▶ [YOUR TASK] Write out the full listing again, exactly as it stands.

▶ [SUPPLIED INFORMATION]
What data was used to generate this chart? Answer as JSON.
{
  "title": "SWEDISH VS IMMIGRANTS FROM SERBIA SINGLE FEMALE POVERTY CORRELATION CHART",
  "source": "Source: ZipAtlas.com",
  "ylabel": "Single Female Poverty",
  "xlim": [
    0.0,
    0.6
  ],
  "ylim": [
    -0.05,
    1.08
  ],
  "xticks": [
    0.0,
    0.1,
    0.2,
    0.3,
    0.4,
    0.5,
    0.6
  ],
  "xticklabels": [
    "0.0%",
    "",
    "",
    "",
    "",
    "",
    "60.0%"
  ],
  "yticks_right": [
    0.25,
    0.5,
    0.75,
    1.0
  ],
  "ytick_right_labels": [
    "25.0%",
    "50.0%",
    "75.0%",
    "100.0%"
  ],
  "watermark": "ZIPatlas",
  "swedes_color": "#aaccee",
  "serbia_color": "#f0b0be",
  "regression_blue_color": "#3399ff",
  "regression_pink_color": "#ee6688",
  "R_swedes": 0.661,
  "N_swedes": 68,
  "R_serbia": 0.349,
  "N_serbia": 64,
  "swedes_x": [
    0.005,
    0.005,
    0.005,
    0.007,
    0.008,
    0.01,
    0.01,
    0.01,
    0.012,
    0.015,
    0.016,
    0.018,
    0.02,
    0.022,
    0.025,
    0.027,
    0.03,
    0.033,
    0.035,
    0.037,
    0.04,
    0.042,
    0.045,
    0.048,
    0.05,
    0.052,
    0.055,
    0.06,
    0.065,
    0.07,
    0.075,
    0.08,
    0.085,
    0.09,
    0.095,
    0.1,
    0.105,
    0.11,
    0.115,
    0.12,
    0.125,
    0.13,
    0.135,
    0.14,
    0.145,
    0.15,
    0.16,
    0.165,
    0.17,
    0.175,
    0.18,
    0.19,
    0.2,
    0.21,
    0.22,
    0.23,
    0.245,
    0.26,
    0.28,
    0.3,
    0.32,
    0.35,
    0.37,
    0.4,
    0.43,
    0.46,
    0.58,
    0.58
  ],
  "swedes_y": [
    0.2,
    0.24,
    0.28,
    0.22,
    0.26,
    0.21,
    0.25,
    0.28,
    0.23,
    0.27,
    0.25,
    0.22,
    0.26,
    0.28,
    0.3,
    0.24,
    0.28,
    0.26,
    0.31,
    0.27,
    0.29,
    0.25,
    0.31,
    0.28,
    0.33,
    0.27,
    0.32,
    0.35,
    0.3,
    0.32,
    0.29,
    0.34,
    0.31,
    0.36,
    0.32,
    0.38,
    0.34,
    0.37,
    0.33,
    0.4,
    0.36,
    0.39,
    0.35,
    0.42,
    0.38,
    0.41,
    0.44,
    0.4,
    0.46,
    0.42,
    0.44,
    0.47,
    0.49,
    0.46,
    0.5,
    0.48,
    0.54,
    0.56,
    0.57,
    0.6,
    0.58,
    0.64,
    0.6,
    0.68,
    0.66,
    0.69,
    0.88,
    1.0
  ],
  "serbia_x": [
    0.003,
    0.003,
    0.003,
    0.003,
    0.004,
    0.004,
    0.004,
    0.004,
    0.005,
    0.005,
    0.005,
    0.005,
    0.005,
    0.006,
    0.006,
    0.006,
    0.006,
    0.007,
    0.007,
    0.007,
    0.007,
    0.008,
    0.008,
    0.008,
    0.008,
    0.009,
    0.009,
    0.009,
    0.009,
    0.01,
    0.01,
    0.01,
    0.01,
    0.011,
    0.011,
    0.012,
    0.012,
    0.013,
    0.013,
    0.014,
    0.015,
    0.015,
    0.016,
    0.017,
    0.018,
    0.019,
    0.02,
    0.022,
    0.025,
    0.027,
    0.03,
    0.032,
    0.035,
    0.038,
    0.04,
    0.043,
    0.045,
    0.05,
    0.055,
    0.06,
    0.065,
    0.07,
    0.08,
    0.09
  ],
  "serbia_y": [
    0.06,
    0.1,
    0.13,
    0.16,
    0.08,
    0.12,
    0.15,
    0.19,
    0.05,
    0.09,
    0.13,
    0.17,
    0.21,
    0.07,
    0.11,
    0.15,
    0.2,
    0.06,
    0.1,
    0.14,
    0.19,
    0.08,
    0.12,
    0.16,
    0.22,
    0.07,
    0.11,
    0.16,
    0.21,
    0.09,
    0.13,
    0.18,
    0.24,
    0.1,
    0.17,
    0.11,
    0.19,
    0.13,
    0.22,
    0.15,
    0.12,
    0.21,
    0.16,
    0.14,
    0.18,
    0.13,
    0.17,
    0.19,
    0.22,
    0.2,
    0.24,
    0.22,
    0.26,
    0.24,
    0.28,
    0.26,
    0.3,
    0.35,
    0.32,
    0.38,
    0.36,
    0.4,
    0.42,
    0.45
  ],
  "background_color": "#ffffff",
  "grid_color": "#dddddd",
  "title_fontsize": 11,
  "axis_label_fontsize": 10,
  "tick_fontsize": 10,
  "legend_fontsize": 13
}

▶ [IN RESPONSE]
What data was used to generate this chart? Answer as JSON.
{
  "title": "SWEDISH VS IMMIGRANTS FROM SERBIA SINGLE FEMALE POVERTY CORRELATION CHART",
  "source": "Source: ZipAtlas.com",
  "ylabel": "Single Female Poverty",
  "xlim": [
    0.0,
    0.6
  ],
  "ylim": [
    -0.05,
    1.08
  ],
  "xticks": [
    0.0,
    0.1,
    0.2,
    0.3,
    0.4,
    0.5,
    0.6
  ],
  "xticklabels": [
    "0.0%",
    "",
    "",
    "",
    "",
    "",
    "60.0%"
  ],
  "yticks_right": [
    0.25,
    0.5,
    0.75,
    1.0
  ],
  "ytick_right_labels": [
    "25.0%",
    "50.0%",
    "75.0%",
    "100.0%"
  ],
  "watermark": "ZIPatlas",
  "swedes_color": "#aaccee",
  "serbia_color": "#f0b0be",
  "regression_blue_color": "#3399ff",
  "regression_pink_color": "#ee6688",
  "R_swedes": 0.661,
  "N_swedes": 68,
  "R_serbia": 0.349,
  "N_serbia": 64,
  "swedes_x": [
    0.005,
    0.005,
    0.005,
    0.007,
    0.008,
    0.01,
    0.01,
    0.01,
    0.012,
    0.015,
    0.016,
    0.018,
    0.02,
    0.022,
    0.025,
    0.027,
    0.03,
    0.033,
    0.035,
    0.037,
    0.04,
    0.042,
    0.045,
    0.048,
    0.05,
    0.052,
    0.055,
    0.06,
    0.065,
    0.07,
    0.075,
    0.08,
    0.085,
    0.09,
    0.095,
    0.1,
    0.105,
    0.11,
    0.115,
    0.12,
    0.125,
    0.13,
    0.135,
    0.14,
    0.145,
    0.15,
    0.16,
    0.165,
    0.17,
    0.175,
    0.18,
    0.19,
    0.2,
    0.21,
    0.22,
    0.23,
    0.245,
    0.26,
    0.28,
    0.3,
    0.32,
    0.35,
    0.37,
    0.4,
    0.43,
    0.46,
    0.58,
    0.58
  ],
  "swedes_y": [
    0.2,
    0.24,
    0.28,
    0.22,
    0.26,
    0.21,
    0.25,
    0.28,
    0.23,
    0.27,
    0.25,
    0.22,
    0.26,
    0.28,
    0.3,
    0.24,
    0.28,
    0.26,
    0.31,
    0.27,
    0.29,
    0.25,
    0.31,
    0.28,
    0.33,
    0.27,
    0.32,
    0.35,
    0.3,
    0.32,
    0.29,
    0.34,
    0.31,
    0.36,
    0.32,
    0.38,
    0.34,
    0.37,
    0.33,
    0.4,
    0.36,
    0.39,
    0.35,
    0.42,
    0.38,
    0.41,
    0.44,
    0.4,
    0.46,
    0.42,
    0.44,
    0.47,
    0.49,
    0.46,
    0.5,
    0.48,
    0.54,
    0.56,
    0.57,
    0.6,
    0.58,
    0.64,
    0.6,
    0.68,
    0.66,
    0.69,
    0.88,
    1.0
  ],
  "serbia_x": [
    0.003,
    0.003,
    0.003,
    0.003,
    0.004,
    0.004,
    0.004,
    0.004,
    0.005,
    0.005,
    0.005,
    0.005,
    0.005,
    0.006,
    0.006,
    0.006,
    0.006,
    0.007,
    0.007,
    0.007,
    0.007,
    0.008,
    0.008,
    0.008,
    0.008,
    0.009,
    0.009,
    0.009,
    0.009,
    0.01,
    0.01,
    0.01,
    0.01,
    0.011,
    0.011,
    0.012,
    0.012,
    0.013,
    0.013,
    0.014,
    0.015,
    0.015,
    0.016,
    0.017,
    0.018,
    0.019,
    0.02,
    0.022,
    0.025,
    0.027,
    0.03,
    0.032,
    0.035,
    0.038,
    0.04,
    0.043,
    0.045,
    0.05,
    0.055,
    0.06,
    0.065,
    0.07,
    0.08,
    0.09
  ],
  "serbia_y": [
    0.06,
    0.1,
    0.13,
    0.16,
    0.08,
    0.12,
    0.15,
    0.19,
    0.05,
    0.09,
    0.13,
    0.17,
    0.21,
    0.07,
    0.11,
    0.15,
    0.2,
    0.06,
    0.1,
    0.14,
    0.19,
    0.08,
    0.12,
    0.16,
    0.22,
    0.07,
    0.11,
    0.16,
    0.21,
    0.09,
    0.13,
    0.18,
    0.24,
    0.1,
    0.17,
    0.11,
    0.19,
    0.13,
    0.22,
    0.15,
    0.12,
    0.21,
    0.16,
    0.14,
    0.18,
    0.13,
    0.17,
    0.19,
    0.22,
    0.2,
    0.24,
    0.22,
    0.26,
    0.24,
    0.28,
    0.26,
    0.3,
    0.35,
    0.32,
    0.38,
    0.36,
    0.4,
    0.42,
    0.45
  ],
  "background_color": "#ffffff",
  "grid_color": "#dddddd",
  "title_fontsize": 11,
  "axis_label_fontsize": 10,
  "tick_fontsize": 10,
  "legend_fontsize": 13
}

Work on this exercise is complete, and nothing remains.